In this exercise, reproduce all the entries that follow exactly.

▶ **LISTED ENTRIES**:
·····

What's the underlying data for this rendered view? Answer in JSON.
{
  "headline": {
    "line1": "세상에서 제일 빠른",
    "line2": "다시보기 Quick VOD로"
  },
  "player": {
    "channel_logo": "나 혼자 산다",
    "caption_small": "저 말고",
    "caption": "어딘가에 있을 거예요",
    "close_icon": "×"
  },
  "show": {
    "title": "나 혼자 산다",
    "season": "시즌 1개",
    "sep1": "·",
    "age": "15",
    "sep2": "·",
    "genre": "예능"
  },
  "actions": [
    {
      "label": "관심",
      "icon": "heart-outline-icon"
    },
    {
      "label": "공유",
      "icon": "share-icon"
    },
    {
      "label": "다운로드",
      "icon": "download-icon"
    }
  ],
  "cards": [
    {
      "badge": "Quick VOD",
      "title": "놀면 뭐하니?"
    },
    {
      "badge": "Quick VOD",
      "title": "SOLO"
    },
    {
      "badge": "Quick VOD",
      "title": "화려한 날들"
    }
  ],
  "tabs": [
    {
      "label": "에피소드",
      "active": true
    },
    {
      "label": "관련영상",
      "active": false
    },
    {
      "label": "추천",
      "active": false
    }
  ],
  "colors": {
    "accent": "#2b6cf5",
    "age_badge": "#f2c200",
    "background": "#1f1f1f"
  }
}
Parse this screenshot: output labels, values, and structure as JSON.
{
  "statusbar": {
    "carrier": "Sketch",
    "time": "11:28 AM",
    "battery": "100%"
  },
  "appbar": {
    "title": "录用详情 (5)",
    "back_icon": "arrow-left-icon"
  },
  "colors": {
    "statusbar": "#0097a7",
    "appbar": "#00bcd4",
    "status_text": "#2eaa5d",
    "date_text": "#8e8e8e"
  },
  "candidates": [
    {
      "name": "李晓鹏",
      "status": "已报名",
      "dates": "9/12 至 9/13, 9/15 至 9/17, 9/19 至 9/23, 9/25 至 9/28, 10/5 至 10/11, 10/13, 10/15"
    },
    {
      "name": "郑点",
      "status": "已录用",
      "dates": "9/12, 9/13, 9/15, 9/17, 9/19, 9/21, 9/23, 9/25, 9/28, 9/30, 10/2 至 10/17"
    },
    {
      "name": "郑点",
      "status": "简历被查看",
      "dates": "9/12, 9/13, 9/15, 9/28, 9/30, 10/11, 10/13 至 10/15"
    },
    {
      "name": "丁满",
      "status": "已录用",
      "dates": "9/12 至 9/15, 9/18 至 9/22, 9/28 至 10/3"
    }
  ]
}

·····

▶ **RESULT**:
What's the underlying data for this rendered view? Answer in JSON.
{
  "headline": {
    "line1": "세상에서 제일 빠른",
    "line2": "다시보기 Quick VOD로"
  },
  "player": {
    "channel_logo": "나 혼자 산다",
    "caption_small": "저 말고",
    "caption": "어딘가에 있을 거예요",
    "close_icon": "×"
  },
  "show": {
    "title": "나 혼자 산다",
    "season": "시즌 1개",
    "sep1": "·",
    "age": "15",
    "sep2": "·",
    "genre": "예능"
  },
  "actions": [
    {
      "label": "관심",
      "icon": "heart-outline-icon"
    },
    {
      "label": "공유",
      "icon": "share-icon"
    },
    {
      "label": "다운로드",
      "icon": "download-icon"
    }
  ],
  "cards": [
    {
      "badge": "Quick VOD",
      "title": "놀면 뭐하니?"
    },
    {
      "badge": "Quick VOD",
      "title": "SOLO"
    },
    {
      "badge": "Quick VOD",
      "title": "화려한 날들"
    }
  ],
  "tabs": [
    {
      "label": "에피소드",
      "active": true
    },
    {
      "label": "관련영상",
      "active": false
    },
    {
      "label": "추천",
      "active": false
    }
  ],
  "colors": {
    "accent": "#2b6cf5",
    "age_badge": "#f2c200",
    "background": "#1f1f1f"
  }
}
Parse this screenshot: output labels, values, and structure as JSON.
{
  "statusbar": {
    "carrier": "Sketch",
    "time": "11:28 AM",
    "battery": "100%"
  },
  "appbar": {
    "title": "录用详情 (5)",
    "back_icon": "arrow-left-icon"
  },
  "colors": {
    "statusbar": "#0097a7",
    "appbar": "#00bcd4",
    "status_text": "#2eaa5d",
    "date_text": "#8e8e8e"
  },
  "candidates": [
    {
      "name": "李晓鹏",
      "status": "已报名",
      "dates": "9/12 至 9/13, 9/15 至 9/17, 9/19 至 9/23, 9/25 至 9/28, 10/5 至 10/11, 10/13, 10/15"
    },
    {
      "name": "郑点",
      "status": "已录用",
      "dates": "9/12, 9/13, 9/15, 9/17, 9/19, 9/21, 9/23, 9/25, 9/28, 9/30, 10/2 至 10/17"
    },
    {
      "name": "郑点",
      "status": "简历被查看",
      "dates": "9/12, 9/13, 9/15, 9/28, 9/30, 10/11, 10/13 至 10/15"
    },
    {
      "name": "丁满",
      "status": "已录用",
      "dates": "9/12 至 9/15, 9/18 至 9/22, 9/28 至 10/3"
    }
  ]
}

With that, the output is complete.